== DO THIS ==
Search the material for the string "eggs", then return every line where it is found.

Items listed in a dataset:
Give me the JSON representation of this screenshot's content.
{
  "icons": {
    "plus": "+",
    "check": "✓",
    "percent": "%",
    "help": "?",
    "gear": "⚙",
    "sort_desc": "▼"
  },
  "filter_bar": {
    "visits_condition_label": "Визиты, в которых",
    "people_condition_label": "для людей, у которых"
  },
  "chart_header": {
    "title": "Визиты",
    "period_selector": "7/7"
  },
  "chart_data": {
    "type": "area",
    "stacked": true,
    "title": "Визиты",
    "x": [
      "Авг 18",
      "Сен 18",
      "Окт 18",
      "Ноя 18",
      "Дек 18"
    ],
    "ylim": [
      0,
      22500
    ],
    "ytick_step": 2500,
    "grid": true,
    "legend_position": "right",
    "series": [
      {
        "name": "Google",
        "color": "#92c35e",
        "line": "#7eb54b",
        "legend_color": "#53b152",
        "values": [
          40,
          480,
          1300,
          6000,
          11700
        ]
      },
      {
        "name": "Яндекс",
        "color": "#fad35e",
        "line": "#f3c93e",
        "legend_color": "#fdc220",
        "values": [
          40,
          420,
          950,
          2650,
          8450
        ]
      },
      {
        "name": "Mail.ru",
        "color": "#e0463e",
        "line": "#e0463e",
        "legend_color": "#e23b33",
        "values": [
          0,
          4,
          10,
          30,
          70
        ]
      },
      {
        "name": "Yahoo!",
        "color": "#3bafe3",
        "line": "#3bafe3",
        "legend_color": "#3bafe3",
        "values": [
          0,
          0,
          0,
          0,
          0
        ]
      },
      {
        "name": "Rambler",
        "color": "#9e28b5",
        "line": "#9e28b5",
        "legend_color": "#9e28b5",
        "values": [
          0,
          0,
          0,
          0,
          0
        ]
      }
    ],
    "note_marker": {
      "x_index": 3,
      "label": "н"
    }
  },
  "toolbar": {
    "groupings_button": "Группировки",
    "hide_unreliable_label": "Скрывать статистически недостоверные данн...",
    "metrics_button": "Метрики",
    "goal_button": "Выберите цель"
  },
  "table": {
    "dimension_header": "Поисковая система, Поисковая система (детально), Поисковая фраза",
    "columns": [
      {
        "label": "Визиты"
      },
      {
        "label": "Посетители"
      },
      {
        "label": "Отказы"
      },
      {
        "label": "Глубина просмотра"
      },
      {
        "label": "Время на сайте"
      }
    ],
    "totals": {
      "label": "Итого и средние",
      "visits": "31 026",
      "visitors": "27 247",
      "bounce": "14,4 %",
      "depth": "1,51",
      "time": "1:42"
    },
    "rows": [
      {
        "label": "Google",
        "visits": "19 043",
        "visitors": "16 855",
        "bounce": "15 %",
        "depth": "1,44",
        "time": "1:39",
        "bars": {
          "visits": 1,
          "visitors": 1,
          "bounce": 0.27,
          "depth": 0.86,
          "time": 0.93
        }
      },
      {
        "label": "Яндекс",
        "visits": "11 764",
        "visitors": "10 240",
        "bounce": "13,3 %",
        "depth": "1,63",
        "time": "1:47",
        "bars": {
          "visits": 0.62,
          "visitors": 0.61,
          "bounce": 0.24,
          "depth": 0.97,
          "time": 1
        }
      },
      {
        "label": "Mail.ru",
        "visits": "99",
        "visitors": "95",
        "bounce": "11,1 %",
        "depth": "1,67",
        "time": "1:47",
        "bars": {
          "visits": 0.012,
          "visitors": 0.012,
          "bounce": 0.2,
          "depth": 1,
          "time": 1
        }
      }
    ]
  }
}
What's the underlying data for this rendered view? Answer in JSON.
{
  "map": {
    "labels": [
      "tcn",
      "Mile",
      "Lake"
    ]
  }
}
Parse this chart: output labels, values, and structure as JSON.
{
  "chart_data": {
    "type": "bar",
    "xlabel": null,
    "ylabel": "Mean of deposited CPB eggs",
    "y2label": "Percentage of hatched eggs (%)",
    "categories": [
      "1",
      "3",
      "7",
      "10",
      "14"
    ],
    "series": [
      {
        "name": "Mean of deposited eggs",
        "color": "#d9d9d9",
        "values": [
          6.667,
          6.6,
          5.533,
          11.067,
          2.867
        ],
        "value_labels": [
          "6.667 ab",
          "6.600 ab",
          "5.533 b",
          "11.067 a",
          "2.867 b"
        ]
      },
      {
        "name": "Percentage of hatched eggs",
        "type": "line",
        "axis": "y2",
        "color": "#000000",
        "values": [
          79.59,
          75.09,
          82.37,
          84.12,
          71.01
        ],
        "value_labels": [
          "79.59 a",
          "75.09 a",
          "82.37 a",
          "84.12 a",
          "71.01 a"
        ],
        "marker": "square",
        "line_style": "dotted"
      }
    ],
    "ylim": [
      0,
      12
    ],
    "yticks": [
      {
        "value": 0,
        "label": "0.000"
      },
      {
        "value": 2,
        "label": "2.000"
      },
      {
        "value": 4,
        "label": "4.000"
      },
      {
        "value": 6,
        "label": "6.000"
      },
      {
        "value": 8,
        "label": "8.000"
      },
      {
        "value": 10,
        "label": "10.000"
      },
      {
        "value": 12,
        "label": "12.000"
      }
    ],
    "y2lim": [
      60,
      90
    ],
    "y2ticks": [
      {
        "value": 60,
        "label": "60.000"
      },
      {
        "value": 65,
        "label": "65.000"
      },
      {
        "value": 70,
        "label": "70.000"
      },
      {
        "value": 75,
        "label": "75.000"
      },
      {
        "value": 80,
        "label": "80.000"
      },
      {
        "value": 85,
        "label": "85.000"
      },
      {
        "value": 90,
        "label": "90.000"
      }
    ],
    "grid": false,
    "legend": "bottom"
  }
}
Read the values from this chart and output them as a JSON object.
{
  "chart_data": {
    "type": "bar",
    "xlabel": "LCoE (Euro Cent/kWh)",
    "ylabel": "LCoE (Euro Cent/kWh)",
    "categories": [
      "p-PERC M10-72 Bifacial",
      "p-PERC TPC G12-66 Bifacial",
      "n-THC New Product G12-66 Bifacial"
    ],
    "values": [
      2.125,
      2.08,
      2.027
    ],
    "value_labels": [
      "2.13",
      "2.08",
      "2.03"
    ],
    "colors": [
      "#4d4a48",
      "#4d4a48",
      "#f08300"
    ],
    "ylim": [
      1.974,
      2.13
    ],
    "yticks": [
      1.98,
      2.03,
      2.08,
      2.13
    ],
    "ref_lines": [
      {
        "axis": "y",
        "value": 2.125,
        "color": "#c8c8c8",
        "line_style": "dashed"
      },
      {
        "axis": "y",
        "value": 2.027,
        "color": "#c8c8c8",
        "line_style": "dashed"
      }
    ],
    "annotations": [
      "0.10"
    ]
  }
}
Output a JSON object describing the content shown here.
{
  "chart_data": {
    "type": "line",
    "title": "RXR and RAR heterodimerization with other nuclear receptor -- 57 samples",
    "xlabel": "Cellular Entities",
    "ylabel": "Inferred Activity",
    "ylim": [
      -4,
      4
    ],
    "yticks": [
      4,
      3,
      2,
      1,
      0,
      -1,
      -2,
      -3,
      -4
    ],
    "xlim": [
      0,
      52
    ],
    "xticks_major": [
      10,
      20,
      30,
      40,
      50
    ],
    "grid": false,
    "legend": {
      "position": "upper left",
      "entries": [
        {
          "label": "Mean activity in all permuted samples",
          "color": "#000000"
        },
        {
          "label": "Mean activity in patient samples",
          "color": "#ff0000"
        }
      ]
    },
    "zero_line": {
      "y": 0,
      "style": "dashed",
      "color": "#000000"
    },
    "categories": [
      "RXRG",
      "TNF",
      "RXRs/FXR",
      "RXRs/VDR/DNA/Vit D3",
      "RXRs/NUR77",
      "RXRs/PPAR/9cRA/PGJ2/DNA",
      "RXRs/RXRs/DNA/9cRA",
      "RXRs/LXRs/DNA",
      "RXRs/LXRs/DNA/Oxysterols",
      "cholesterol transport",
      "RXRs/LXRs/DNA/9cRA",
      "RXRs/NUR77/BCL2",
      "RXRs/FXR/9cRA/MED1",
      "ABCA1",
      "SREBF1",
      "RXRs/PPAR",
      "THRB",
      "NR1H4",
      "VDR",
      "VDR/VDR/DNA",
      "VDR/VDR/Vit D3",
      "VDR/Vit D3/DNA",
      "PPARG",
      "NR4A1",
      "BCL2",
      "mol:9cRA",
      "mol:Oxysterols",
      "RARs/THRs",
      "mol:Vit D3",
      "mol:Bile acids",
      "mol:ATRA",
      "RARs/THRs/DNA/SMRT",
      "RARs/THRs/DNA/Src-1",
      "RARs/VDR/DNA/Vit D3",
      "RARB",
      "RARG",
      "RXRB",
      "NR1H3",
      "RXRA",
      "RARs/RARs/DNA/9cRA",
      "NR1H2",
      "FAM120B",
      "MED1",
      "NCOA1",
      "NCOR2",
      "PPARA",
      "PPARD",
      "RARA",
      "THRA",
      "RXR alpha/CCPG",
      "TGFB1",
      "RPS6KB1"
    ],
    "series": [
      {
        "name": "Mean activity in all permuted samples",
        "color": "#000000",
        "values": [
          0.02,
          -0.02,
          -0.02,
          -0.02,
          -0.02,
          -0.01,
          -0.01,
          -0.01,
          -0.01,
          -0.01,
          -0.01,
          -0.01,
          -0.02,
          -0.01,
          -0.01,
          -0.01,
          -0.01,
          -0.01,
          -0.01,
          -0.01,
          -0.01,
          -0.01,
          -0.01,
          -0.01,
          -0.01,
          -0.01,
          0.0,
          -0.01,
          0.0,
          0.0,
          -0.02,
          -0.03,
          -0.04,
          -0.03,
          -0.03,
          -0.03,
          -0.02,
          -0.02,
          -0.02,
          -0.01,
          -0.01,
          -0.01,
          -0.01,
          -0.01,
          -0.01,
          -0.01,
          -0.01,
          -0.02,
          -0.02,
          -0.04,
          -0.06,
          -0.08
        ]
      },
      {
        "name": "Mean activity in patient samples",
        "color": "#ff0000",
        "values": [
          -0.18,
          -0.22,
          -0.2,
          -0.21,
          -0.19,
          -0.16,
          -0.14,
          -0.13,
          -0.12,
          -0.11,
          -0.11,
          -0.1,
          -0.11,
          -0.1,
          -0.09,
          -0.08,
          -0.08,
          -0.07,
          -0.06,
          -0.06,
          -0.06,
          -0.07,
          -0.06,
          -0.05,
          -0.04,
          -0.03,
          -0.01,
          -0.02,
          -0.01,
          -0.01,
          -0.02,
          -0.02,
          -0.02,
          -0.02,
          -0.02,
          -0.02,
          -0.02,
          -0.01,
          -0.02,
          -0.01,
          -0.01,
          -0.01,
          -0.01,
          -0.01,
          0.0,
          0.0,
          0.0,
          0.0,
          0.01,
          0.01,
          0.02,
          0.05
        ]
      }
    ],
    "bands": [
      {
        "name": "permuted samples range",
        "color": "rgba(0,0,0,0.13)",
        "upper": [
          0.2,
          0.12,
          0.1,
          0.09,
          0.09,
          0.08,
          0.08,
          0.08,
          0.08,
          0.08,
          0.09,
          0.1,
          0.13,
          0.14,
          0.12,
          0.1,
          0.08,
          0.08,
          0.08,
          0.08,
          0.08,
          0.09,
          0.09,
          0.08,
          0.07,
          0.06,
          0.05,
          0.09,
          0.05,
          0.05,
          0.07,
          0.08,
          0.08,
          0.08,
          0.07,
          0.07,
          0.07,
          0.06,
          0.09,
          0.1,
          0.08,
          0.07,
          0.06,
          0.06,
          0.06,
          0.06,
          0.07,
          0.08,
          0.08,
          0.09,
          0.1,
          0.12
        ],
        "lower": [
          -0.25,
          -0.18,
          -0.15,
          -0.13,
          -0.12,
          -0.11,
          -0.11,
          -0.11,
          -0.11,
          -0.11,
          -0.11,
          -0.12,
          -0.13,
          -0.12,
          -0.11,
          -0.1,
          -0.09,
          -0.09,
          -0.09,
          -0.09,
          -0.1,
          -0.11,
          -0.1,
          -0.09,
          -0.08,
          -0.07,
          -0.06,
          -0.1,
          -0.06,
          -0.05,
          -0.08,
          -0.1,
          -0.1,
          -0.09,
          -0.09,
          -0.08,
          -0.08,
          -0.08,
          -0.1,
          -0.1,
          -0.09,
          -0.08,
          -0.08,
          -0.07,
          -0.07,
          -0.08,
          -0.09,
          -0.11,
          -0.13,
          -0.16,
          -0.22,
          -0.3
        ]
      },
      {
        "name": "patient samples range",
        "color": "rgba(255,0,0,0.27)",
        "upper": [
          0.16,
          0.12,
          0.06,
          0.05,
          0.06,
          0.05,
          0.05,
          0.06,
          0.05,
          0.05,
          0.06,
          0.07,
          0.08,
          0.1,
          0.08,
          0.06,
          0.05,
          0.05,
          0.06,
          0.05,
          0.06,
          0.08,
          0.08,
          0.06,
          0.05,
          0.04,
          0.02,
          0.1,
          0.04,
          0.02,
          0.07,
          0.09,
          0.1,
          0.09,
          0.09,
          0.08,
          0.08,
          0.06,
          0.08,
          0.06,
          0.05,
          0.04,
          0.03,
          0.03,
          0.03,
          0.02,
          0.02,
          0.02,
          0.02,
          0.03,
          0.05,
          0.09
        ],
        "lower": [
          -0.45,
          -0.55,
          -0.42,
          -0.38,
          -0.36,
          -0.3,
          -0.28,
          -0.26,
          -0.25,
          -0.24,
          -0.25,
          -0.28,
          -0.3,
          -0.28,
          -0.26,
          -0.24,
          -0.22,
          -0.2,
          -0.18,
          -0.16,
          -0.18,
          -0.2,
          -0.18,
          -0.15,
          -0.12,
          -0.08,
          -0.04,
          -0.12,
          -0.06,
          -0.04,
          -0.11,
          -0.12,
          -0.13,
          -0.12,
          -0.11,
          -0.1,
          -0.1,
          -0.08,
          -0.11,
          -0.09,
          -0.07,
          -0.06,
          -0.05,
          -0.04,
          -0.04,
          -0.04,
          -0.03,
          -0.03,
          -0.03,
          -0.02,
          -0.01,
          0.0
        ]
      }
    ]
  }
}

== WRITTEN ANSWER ==
    "ylabel": "Mean of deposited CPB eggs",
    "y2label": "Percentage of hatched eggs (%)",
        "name": "Mean of deposited eggs",
        "name": "Percentage of hatched eggs",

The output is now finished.